# [STATED TASK]
Copy out every line of the material below character for character, leaving out the pictures.

## begin DATASET ROWS

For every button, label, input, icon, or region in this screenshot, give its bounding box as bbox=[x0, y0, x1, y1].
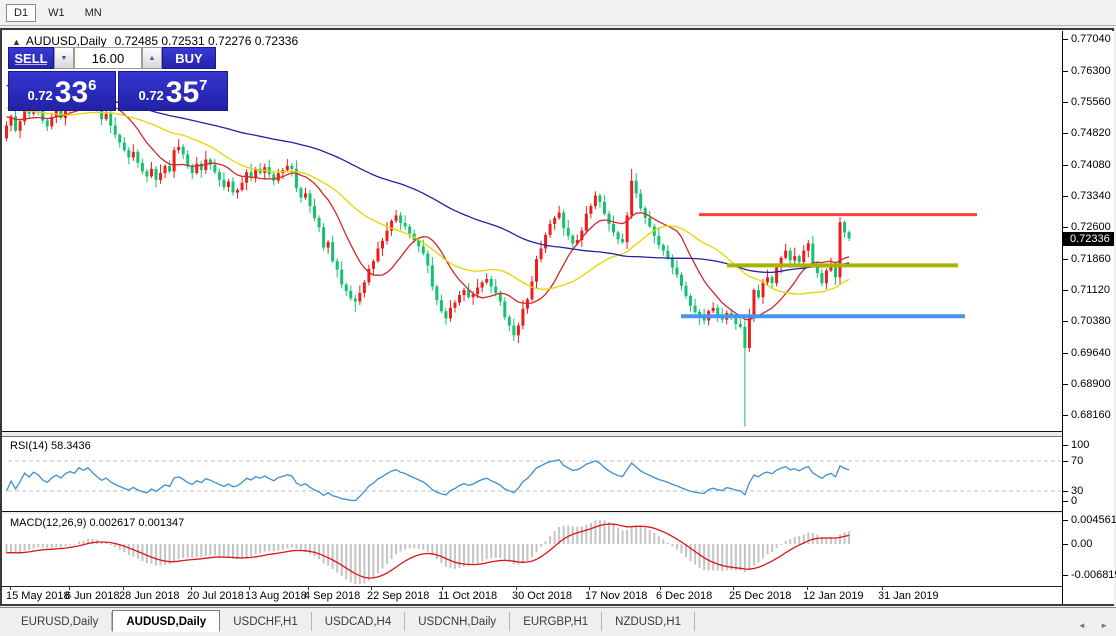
price-axis-tick bbox=[1063, 133, 1068, 134]
one-click-trading-panel: SELL ▼ 16.00 ▲ BUY 0.72 33 6 0.72 35 7 bbox=[8, 47, 228, 111]
buy-price-point: 7 bbox=[199, 77, 207, 94]
volume-input[interactable]: 16.00 bbox=[74, 47, 142, 69]
rsi-axis-label: 100 bbox=[1071, 439, 1089, 451]
price-axis-label: 0.73340 bbox=[1071, 190, 1111, 202]
price-axis-label: 0.69640 bbox=[1071, 347, 1111, 359]
date-axis-label: 6 Dec 2018 bbox=[656, 590, 712, 602]
chart-ohlc-quotes: 0.72485 0.72531 0.72276 0.72336 bbox=[115, 34, 299, 48]
tab-nzdusd-h1[interactable]: NZDUSD,H1 bbox=[602, 612, 695, 631]
current-price-badge: 0.72336 bbox=[1063, 232, 1114, 246]
volume-decrease-button[interactable]: ▼ bbox=[54, 47, 74, 69]
price-axis-tick bbox=[1063, 196, 1068, 197]
tab-scroll-left-icon[interactable]: ◄ bbox=[1078, 621, 1086, 630]
price-axis-label: 0.71860 bbox=[1071, 253, 1111, 265]
price-axis-tick bbox=[1063, 102, 1068, 103]
price-axis-column: 0.72336 0.77040 0.76300 0.75560 0.74820 0.74… bbox=[1063, 31, 1114, 604]
price-axis-tick bbox=[1063, 165, 1068, 166]
rsi-axis-tick bbox=[1063, 491, 1068, 492]
tab-eurusd-daily[interactable]: EURUSD,Daily bbox=[8, 612, 112, 631]
rsi-axis-tick bbox=[1063, 501, 1068, 502]
sell-price-base: 0.72 bbox=[27, 88, 52, 103]
tab-usdcad-h4[interactable]: USDCAD,H4 bbox=[312, 612, 405, 631]
tab-usdchf-h1[interactable]: USDCHF,H1 bbox=[220, 612, 312, 631]
volume-increase-button[interactable]: ▲ bbox=[142, 47, 162, 69]
tab-scroll-right-icon[interactable]: ► bbox=[1100, 621, 1108, 630]
mt4-application: D1 W1 MN ▲ AUDUSD,Daily 0.72485 0.72531 0.… bbox=[0, 0, 1116, 636]
price-axis-label: 0.76300 bbox=[1071, 65, 1111, 77]
buy-button[interactable]: BUY bbox=[162, 47, 216, 69]
price-axis-tick bbox=[1063, 227, 1068, 228]
date-axis-label: 25 Dec 2018 bbox=[729, 590, 791, 602]
price-axis-label: 0.70380 bbox=[1071, 315, 1111, 327]
buy-price-base: 0.72 bbox=[138, 88, 163, 103]
timeframe-button-w1[interactable]: W1 bbox=[40, 4, 73, 22]
collapse-trade-panel-icon[interactable]: ▲ bbox=[12, 37, 21, 47]
timeframe-toolbar: D1 W1 MN bbox=[0, 0, 1116, 26]
rsi-indicator-label: RSI(14) 58.3436 bbox=[10, 440, 91, 452]
macd-axis-tick bbox=[1063, 575, 1068, 576]
date-axis-label: 31 Jan 2019 bbox=[878, 590, 939, 602]
price-axis-label: 0.71120 bbox=[1071, 284, 1110, 296]
chart-header: ▲ AUDUSD,Daily 0.72485 0.72531 0.72276 0.7… bbox=[12, 34, 298, 48]
tab-eurgbp-h1[interactable]: EURGBP,H1 bbox=[510, 612, 602, 631]
chart-symbol-title: AUDUSD,Daily bbox=[26, 34, 107, 48]
date-axis-label: 15 May 2018 bbox=[6, 590, 70, 602]
sell-price-display[interactable]: 0.72 33 6 bbox=[8, 71, 116, 111]
spin-down-icon: ▼ bbox=[61, 55, 68, 62]
sell-button[interactable]: SELL bbox=[8, 47, 54, 69]
buy-price-display[interactable]: 0.72 35 7 bbox=[118, 71, 228, 111]
date-axis-label: 17 Nov 2018 bbox=[585, 590, 647, 602]
buy-price-pips: 35 bbox=[166, 80, 199, 106]
rsi-axis-tick bbox=[1063, 461, 1068, 462]
macd-axis-label: -0.006819 bbox=[1071, 569, 1116, 581]
price-axis-tick bbox=[1063, 259, 1068, 260]
sell-price-point: 6 bbox=[88, 77, 96, 94]
rsi-axis-label: 70 bbox=[1071, 455, 1083, 467]
rsi-panel-area[interactable] bbox=[8, 437, 1062, 511]
sell-price-pips: 33 bbox=[55, 80, 88, 106]
price-axis-tick bbox=[1063, 290, 1068, 291]
price-axis-tick bbox=[1063, 321, 1068, 322]
price-axis-label: 0.68900 bbox=[1071, 378, 1111, 390]
price-axis-tick bbox=[1063, 71, 1068, 72]
date-axis-label: 4 Sep 2018 bbox=[304, 590, 360, 602]
price-axis-label: 0.68160 bbox=[1071, 409, 1111, 421]
date-axis-label: 6 Jun 2018 bbox=[65, 590, 119, 602]
macd-axis-tick bbox=[1063, 520, 1068, 521]
macd-axis-label: 0.00 bbox=[1071, 538, 1092, 550]
date-axis-label: 30 Oct 2018 bbox=[512, 590, 572, 602]
price-axis-label: 0.74080 bbox=[1071, 159, 1111, 171]
tab-usdcnh-daily[interactable]: USDCNH,Daily bbox=[405, 612, 510, 631]
date-axis-label: 12 Jan 2019 bbox=[803, 590, 864, 602]
price-axis-tick bbox=[1063, 353, 1068, 354]
rsi-axis-tick bbox=[1063, 445, 1068, 446]
date-axis-label: 13 Aug 2018 bbox=[245, 590, 307, 602]
date-axis-label: 28 Jun 2018 bbox=[119, 590, 180, 602]
timeframe-button-mn[interactable]: MN bbox=[77, 4, 110, 22]
tab-audusd-daily[interactable]: AUDUSD,Daily bbox=[112, 610, 220, 632]
macd-indicator-label: MACD(12,26,9) 0.002617 0.001347 bbox=[10, 517, 184, 529]
price-axis-tick bbox=[1063, 384, 1068, 385]
price-axis-tick bbox=[1063, 415, 1068, 416]
rsi-axis-label: 0 bbox=[1071, 495, 1077, 507]
price-axis-label: 0.77040 bbox=[1071, 33, 1111, 45]
tab-scroll-controls: ◄ ► bbox=[1066, 621, 1108, 630]
macd-axis-tick bbox=[1063, 544, 1068, 545]
date-axis-label: 20 Jul 2018 bbox=[187, 590, 244, 602]
timeframe-button-d1[interactable]: D1 bbox=[6, 4, 36, 22]
price-axis-tick bbox=[1063, 39, 1068, 40]
date-axis-label: 22 Sep 2018 bbox=[367, 590, 429, 602]
symbol-tab-bar: EURUSD,DailyAUDUSD,DailyUSDCHF,H1USDCAD,… bbox=[0, 607, 1116, 636]
price-axis-label: 0.75560 bbox=[1071, 96, 1111, 108]
date-axis-label: 11 Oct 2018 bbox=[438, 590, 497, 602]
price-axis-label: 0.74820 bbox=[1071, 127, 1111, 139]
spin-up-icon: ▲ bbox=[149, 55, 156, 62]
macd-axis-label: 0.004561 bbox=[1071, 514, 1116, 526]
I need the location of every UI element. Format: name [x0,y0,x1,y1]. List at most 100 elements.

## end DATASET ROWS

# [SOLUTION TO THIS PROBLEM]
For every button, label, input, icon, or region in this screenshot, give its bounding box as bbox=[x0, y0, x1, y1].
price-axis-tick bbox=[1063, 133, 1068, 134]
one-click-trading-panel: SELL ▼ 16.00 ▲ BUY 0.72 33 6 0.72 35 7 bbox=[8, 47, 228, 111]
buy-price-point: 7 bbox=[199, 77, 207, 94]
volume-input[interactable]: 16.00 bbox=[74, 47, 142, 69]
rsi-axis-label: 100 bbox=[1071, 439, 1089, 451]
price-axis-label: 0.73340 bbox=[1071, 190, 1111, 202]
price-axis-label: 0.69640 bbox=[1071, 347, 1111, 359]
date-axis-label: 6 Dec 2018 bbox=[656, 590, 712, 602]
chart-ohlc-quotes: 0.72485 0.72531 0.72276 0.72336 bbox=[115, 34, 299, 48]
tab-nzdusd-h1[interactable]: NZDUSD,H1 bbox=[602, 612, 695, 631]
current-price-badge: 0.72336 bbox=[1063, 232, 1114, 246]
volume-decrease-button[interactable]: ▼ bbox=[54, 47, 74, 69]
price-axis-tick bbox=[1063, 196, 1068, 197]
tab-scroll-left-icon[interactable]: ◄ bbox=[1078, 621, 1086, 630]
price-axis-label: 0.71860 bbox=[1071, 253, 1111, 265]
price-axis-tick bbox=[1063, 102, 1068, 103]
price-axis-column: 0.72336 0.77040 0.76300 0.75560 0.74820 0.74… bbox=[1063, 31, 1114, 604]
price-axis-tick bbox=[1063, 165, 1068, 166]
rsi-axis-tick bbox=[1063, 491, 1068, 492]
tab-eurusd-daily[interactable]: EURUSD,Daily bbox=[8, 612, 112, 631]
rsi-axis-tick bbox=[1063, 501, 1068, 502]
sell-price-base: 0.72 bbox=[27, 88, 52, 103]
tab-usdcad-h4[interactable]: USDCAD,H4 bbox=[312, 612, 405, 631]
tab-usdchf-h1[interactable]: USDCHF,H1 bbox=[220, 612, 312, 631]
volume-increase-button[interactable]: ▲ bbox=[142, 47, 162, 69]
tab-scroll-right-icon[interactable]: ► bbox=[1100, 621, 1108, 630]
mt4-application: D1 W1 MN ▲ AUDUSD,Daily 0.72485 0.72531 0.… bbox=[0, 0, 1116, 636]
price-axis-label: 0.76300 bbox=[1071, 65, 1111, 77]
buy-button[interactable]: BUY bbox=[162, 47, 216, 69]
price-axis-tick bbox=[1063, 227, 1068, 228]
date-axis-label: 25 Dec 2018 bbox=[729, 590, 791, 602]
price-axis-label: 0.70380 bbox=[1071, 315, 1111, 327]
buy-price-base: 0.72 bbox=[138, 88, 163, 103]
timeframe-button-w1[interactable]: W1 bbox=[40, 4, 73, 22]
collapse-trade-panel-icon[interactable]: ▲ bbox=[12, 37, 21, 47]
timeframe-toolbar: D1 W1 MN bbox=[0, 0, 1116, 26]
rsi-indicator-label: RSI(14) 58.3436 bbox=[10, 440, 91, 452]
macd-axis-tick bbox=[1063, 575, 1068, 576]
date-axis-label: 31 Jan 2019 bbox=[878, 590, 939, 602]
price-axis-label: 0.71120 bbox=[1071, 284, 1110, 296]
chart-header: ▲ AUDUSD,Daily 0.72485 0.72531 0.72276 0.7… bbox=[12, 34, 298, 48]
tab-eurgbp-h1[interactable]: EURGBP,H1 bbox=[510, 612, 602, 631]
chart-symbol-title: AUDUSD,Daily bbox=[26, 34, 107, 48]
date-axis-label: 15 May 2018 bbox=[6, 590, 70, 602]
sell-price-display[interactable]: 0.72 33 6 bbox=[8, 71, 116, 111]
spin-down-icon: ▼ bbox=[61, 55, 68, 62]
sell-button[interactable]: SELL bbox=[8, 47, 54, 69]
buy-price-display[interactable]: 0.72 35 7 bbox=[118, 71, 228, 111]
date-axis-label: 17 Nov 2018 bbox=[585, 590, 647, 602]
buy-price-pips: 35 bbox=[166, 80, 199, 106]
rsi-axis-tick bbox=[1063, 461, 1068, 462]
macd-axis-label: -0.006819 bbox=[1071, 569, 1116, 581]
price-axis-tick bbox=[1063, 259, 1068, 260]
sell-price-point: 6 bbox=[88, 77, 96, 94]
rsi-axis-label: 70 bbox=[1071, 455, 1083, 467]
rsi-panel-area[interactable] bbox=[8, 437, 1062, 511]
sell-price-pips: 33 bbox=[55, 80, 88, 106]
price-axis-tick bbox=[1063, 290, 1068, 291]
price-axis-tick bbox=[1063, 321, 1068, 322]
price-axis-label: 0.68900 bbox=[1071, 378, 1111, 390]
price-axis-tick bbox=[1063, 71, 1068, 72]
date-axis-label: 4 Sep 2018 bbox=[304, 590, 360, 602]
price-axis-label: 0.68160 bbox=[1071, 409, 1111, 421]
date-axis-label: 6 Jun 2018 bbox=[65, 590, 119, 602]
macd-axis-tick bbox=[1063, 520, 1068, 521]
macd-axis-label: 0.00 bbox=[1071, 538, 1092, 550]
date-axis-label: 30 Oct 2018 bbox=[512, 590, 572, 602]
price-axis-label: 0.74080 bbox=[1071, 159, 1111, 171]
tab-usdcnh-daily[interactable]: USDCNH,Daily bbox=[405, 612, 510, 631]
date-axis-label: 12 Jan 2019 bbox=[803, 590, 864, 602]
price-axis-tick bbox=[1063, 353, 1068, 354]
rsi-axis-tick bbox=[1063, 445, 1068, 446]
date-axis-label: 13 Aug 2018 bbox=[245, 590, 307, 602]
date-axis-label: 28 Jun 2018 bbox=[119, 590, 180, 602]
timeframe-button-mn[interactable]: MN bbox=[77, 4, 110, 22]
tab-audusd-daily[interactable]: AUDUSD,Daily bbox=[112, 610, 220, 632]
macd-indicator-label: MACD(12,26,9) 0.002617 0.001347 bbox=[10, 517, 184, 529]
price-axis-tick bbox=[1063, 384, 1068, 385]
price-axis-tick bbox=[1063, 415, 1068, 416]
rsi-axis-label: 0 bbox=[1071, 495, 1077, 507]
price-axis-label: 0.77040 bbox=[1071, 33, 1111, 45]
tab-scroll-controls: ◄ ► bbox=[1066, 621, 1108, 630]
macd-axis-tick bbox=[1063, 544, 1068, 545]
date-axis-label: 20 Jul 2018 bbox=[187, 590, 244, 602]
timeframe-button-d1[interactable]: D1 bbox=[6, 4, 36, 22]
price-axis-tick bbox=[1063, 39, 1068, 40]
date-axis-label: 22 Sep 2018 bbox=[367, 590, 429, 602]
symbol-tab-bar: EURUSD,DailyAUDUSD,DailyUSDCHF,H1USDCAD,… bbox=[0, 607, 1116, 636]
price-axis-label: 0.75560 bbox=[1071, 96, 1111, 108]
date-axis-label: 11 Oct 2018 bbox=[438, 590, 497, 602]
price-axis-label: 0.74820 bbox=[1071, 127, 1111, 139]
spin-up-icon: ▲ bbox=[149, 55, 156, 62]
macd-axis-label: 0.004561 bbox=[1071, 514, 1116, 526]
I need the location of every UI element. Format: name [x0,y0,x1,y1]. List at most 100 elements.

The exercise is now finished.